> **TASK TO COMPLETE**:
Find the lines containing the word "Bloomberg" and copy every one of them.

-----

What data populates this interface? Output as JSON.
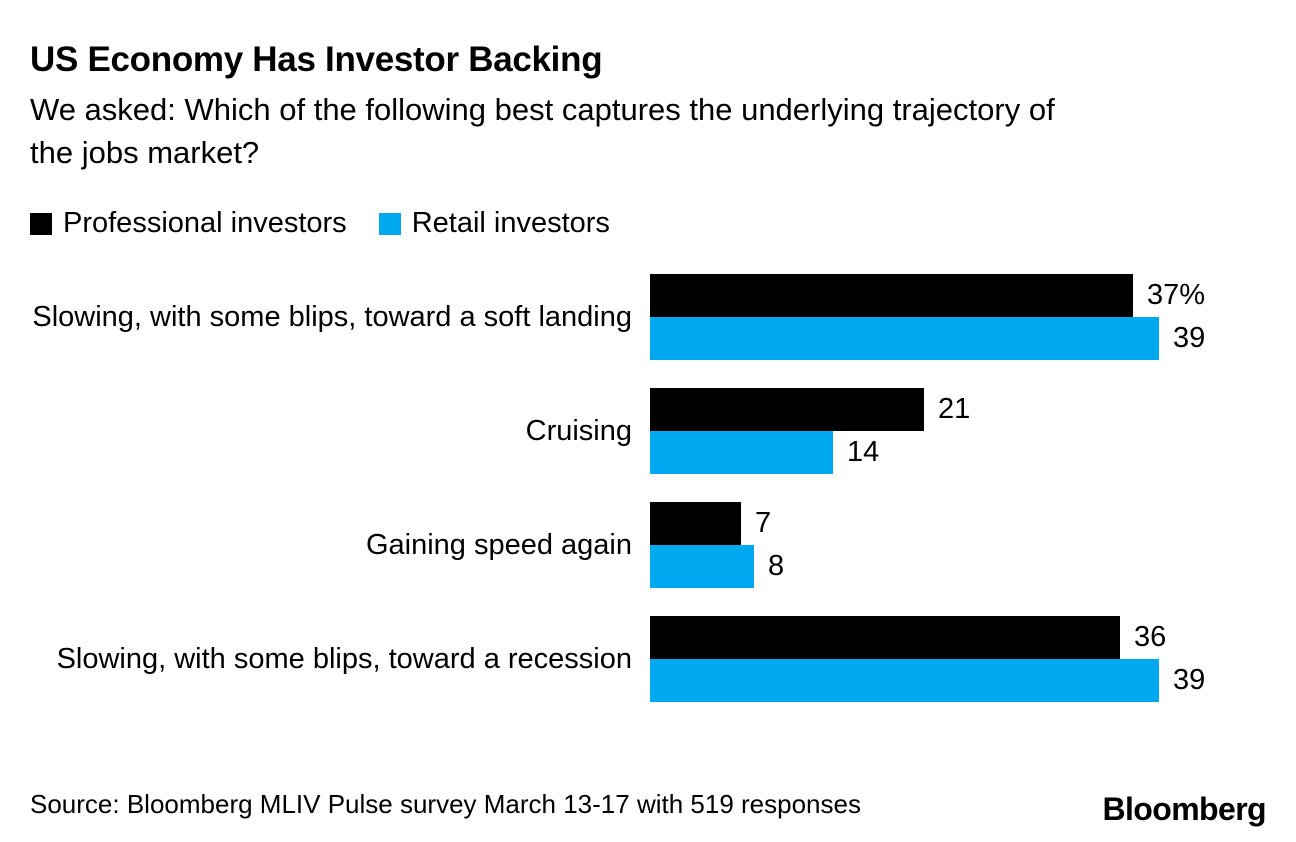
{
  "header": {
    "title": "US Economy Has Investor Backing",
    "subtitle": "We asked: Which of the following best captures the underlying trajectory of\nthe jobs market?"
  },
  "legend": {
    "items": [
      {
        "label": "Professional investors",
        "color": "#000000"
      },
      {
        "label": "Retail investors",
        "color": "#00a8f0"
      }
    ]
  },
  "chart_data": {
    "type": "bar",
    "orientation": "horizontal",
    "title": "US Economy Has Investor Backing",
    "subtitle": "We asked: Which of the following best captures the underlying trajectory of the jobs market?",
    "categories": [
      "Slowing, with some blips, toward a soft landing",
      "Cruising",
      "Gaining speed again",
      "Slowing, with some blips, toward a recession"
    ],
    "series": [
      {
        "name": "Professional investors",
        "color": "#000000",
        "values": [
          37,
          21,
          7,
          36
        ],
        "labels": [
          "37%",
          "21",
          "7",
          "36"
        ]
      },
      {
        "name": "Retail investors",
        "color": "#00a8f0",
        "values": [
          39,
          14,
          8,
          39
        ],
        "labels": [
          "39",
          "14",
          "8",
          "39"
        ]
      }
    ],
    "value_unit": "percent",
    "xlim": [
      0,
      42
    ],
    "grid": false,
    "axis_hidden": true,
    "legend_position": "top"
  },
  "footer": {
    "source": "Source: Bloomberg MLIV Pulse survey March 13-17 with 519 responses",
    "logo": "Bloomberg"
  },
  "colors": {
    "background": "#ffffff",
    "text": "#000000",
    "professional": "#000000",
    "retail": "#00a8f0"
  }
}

-----

> **IN RESPONSE**:
    "source": "Source: Bloomberg MLIV Pulse survey March 13-17 with 519 responses",
    "logo": "Bloomberg"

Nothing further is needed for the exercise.